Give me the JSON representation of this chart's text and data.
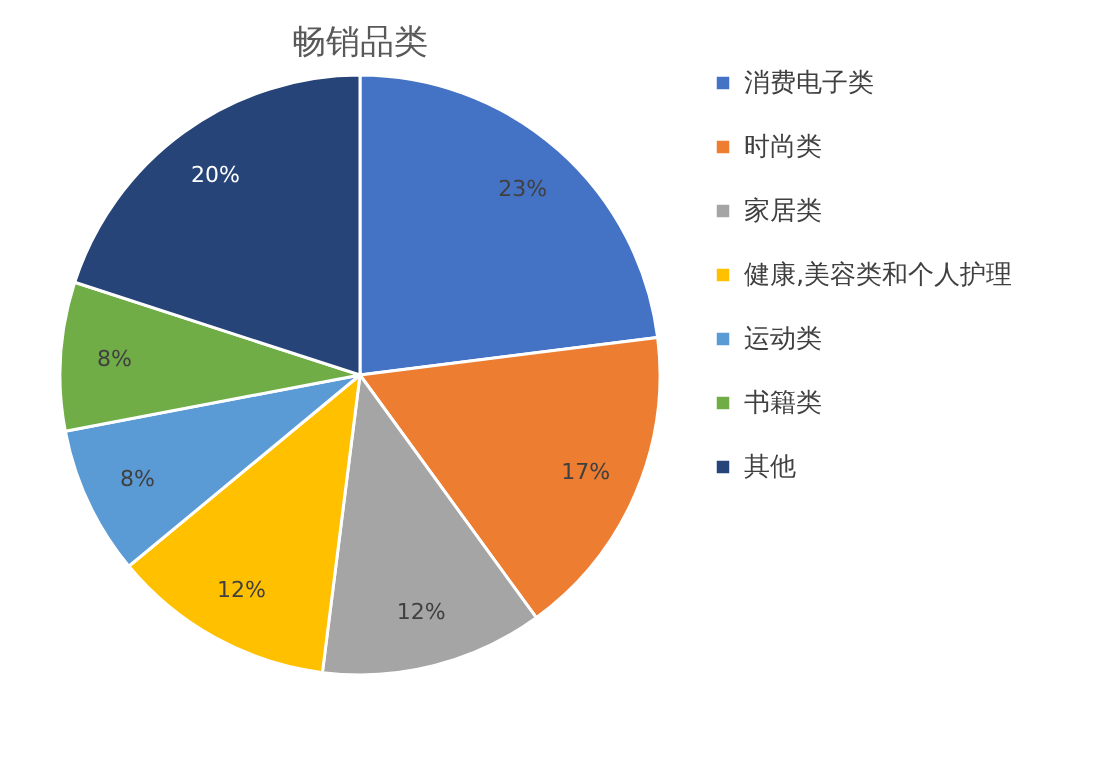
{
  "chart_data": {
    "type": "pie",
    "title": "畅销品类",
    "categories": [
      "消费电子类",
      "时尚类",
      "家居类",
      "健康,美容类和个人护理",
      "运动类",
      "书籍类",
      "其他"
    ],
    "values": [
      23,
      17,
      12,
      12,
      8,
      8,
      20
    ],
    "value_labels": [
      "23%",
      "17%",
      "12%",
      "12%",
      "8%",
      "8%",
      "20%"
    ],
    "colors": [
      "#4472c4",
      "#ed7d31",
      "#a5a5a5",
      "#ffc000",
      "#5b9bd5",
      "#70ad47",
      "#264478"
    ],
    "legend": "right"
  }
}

==============================

# [What you have to do]
All of the entries need to be transcribed word for word; pictures are left out.

# [Task result]
Give me the JSON representation of this chart's text and data.
{
  "chart_data": {
    "type": "pie",
    "title": "畅销品类",
    "categories": [
      "消费电子类",
      "时尚类",
      "家居类",
      "健康,美容类和个人护理",
      "运动类",
      "书籍类",
      "其他"
    ],
    "values": [
      23,
      17,
      12,
      12,
      8,
      8,
      20
    ],
    "value_labels": [
      "23%",
      "17%",
      "12%",
      "12%",
      "8%",
      "8%",
      "20%"
    ],
    "colors": [
      "#4472c4",
      "#ed7d31",
      "#a5a5a5",
      "#ffc000",
      "#5b9bd5",
      "#70ad47",
      "#264478"
    ],
    "legend": "right"
  }
}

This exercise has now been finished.